- What to do
Look over the entries that follow and work out how many lines contain "juin". State the number only.

- Data rows
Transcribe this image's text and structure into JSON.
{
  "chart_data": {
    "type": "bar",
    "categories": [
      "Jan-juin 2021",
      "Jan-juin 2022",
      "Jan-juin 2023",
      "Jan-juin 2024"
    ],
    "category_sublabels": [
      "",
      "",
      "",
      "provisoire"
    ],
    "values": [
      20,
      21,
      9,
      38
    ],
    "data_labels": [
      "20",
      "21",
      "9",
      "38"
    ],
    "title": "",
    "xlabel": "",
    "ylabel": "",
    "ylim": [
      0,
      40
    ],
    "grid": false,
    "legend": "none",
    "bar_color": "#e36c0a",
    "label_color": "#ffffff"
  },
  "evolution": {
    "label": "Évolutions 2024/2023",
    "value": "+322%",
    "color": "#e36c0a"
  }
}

- Exercise answer
4